Records from a collection:
....................

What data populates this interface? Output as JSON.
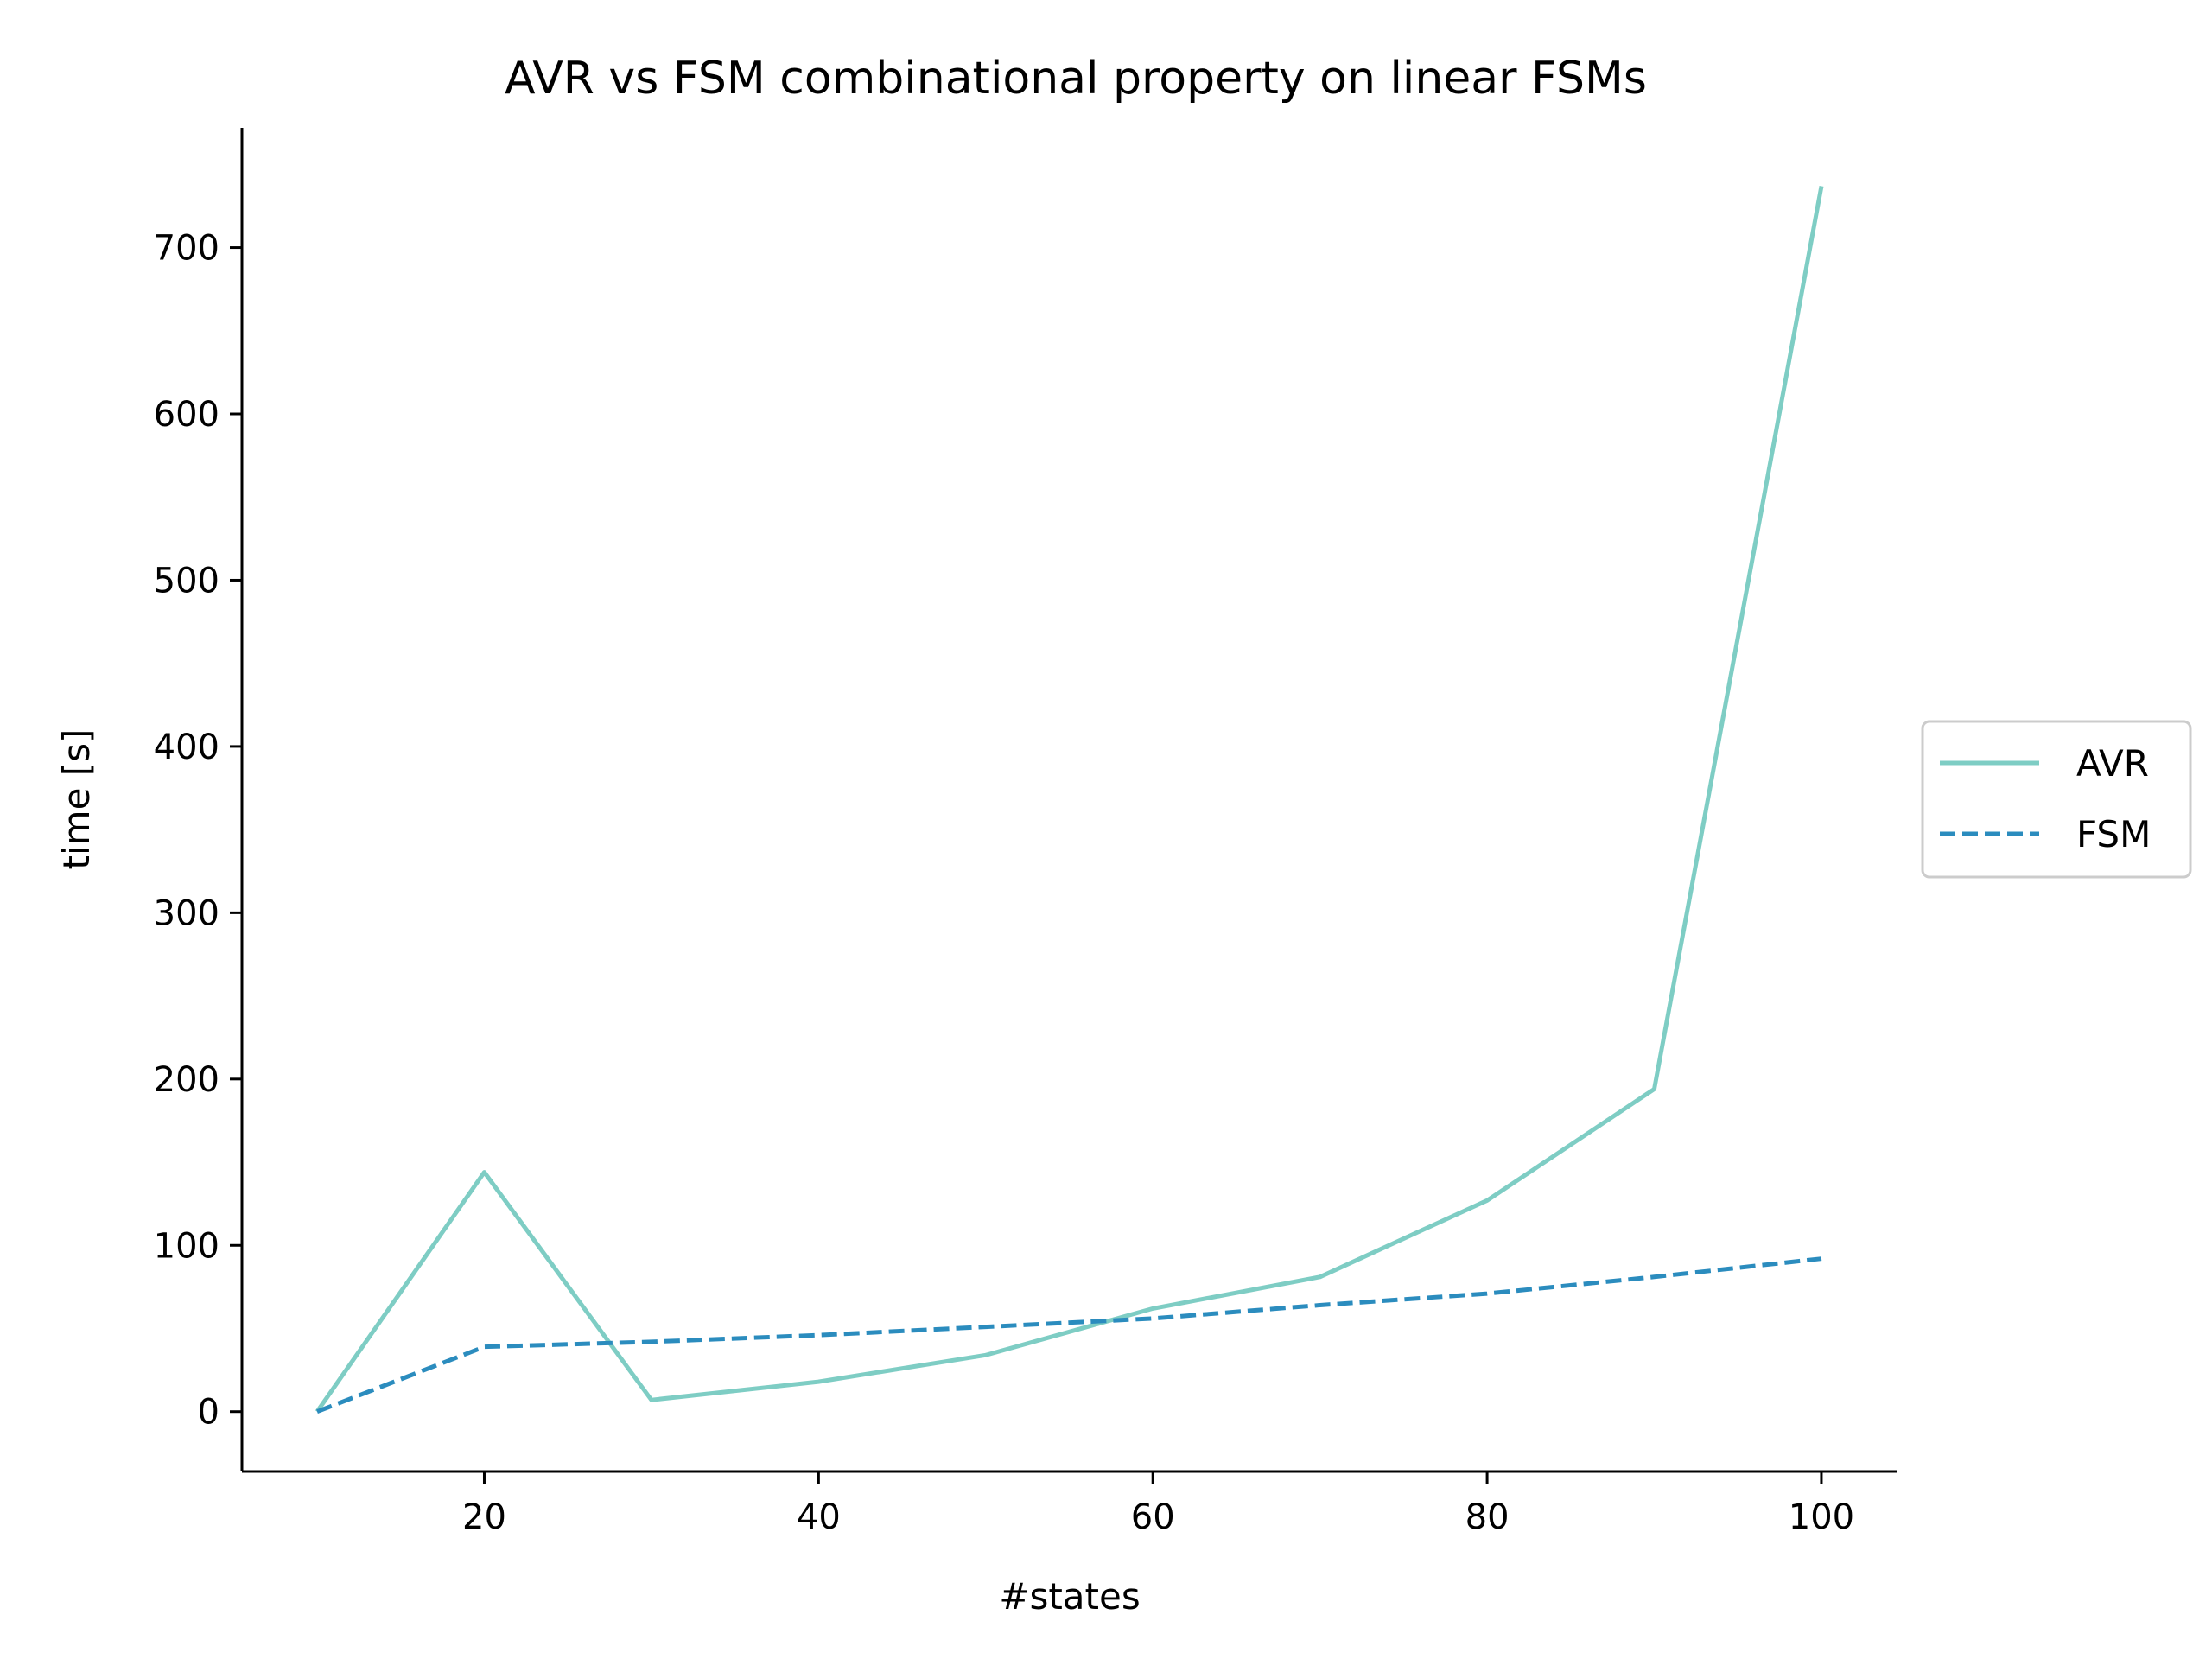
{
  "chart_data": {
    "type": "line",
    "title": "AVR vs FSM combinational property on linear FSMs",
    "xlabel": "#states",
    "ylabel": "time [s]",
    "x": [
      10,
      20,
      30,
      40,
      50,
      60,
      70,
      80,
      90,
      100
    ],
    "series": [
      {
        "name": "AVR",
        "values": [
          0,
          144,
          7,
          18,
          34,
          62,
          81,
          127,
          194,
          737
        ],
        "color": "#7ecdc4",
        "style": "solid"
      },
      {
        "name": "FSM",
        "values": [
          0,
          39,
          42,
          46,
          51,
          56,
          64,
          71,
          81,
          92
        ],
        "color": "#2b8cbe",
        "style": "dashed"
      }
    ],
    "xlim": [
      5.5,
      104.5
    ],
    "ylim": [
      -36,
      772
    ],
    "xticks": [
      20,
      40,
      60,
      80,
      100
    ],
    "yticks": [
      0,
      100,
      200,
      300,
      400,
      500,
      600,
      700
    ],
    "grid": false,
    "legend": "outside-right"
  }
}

....................

> [Exercise task]: Replicate the material above verbatim; images stay out of the copy.

> [Full solution]:
What data populates this interface? Output as JSON.
{
  "chart_data": {
    "type": "line",
    "title": "AVR vs FSM combinational property on linear FSMs",
    "xlabel": "#states",
    "ylabel": "time [s]",
    "x": [
      10,
      20,
      30,
      40,
      50,
      60,
      70,
      80,
      90,
      100
    ],
    "series": [
      {
        "name": "AVR",
        "values": [
          0,
          144,
          7,
          18,
          34,
          62,
          81,
          127,
          194,
          737
        ],
        "color": "#7ecdc4",
        "style": "solid"
      },
      {
        "name": "FSM",
        "values": [
          0,
          39,
          42,
          46,
          51,
          56,
          64,
          71,
          81,
          92
        ],
        "color": "#2b8cbe",
        "style": "dashed"
      }
    ],
    "xlim": [
      5.5,
      104.5
    ],
    "ylim": [
      -36,
      772
    ],
    "xticks": [
      20,
      40,
      60,
      80,
      100
    ],
    "yticks": [
      0,
      100,
      200,
      300,
      400,
      500,
      600,
      700
    ],
    "grid": false,
    "legend": "outside-right"
  }
}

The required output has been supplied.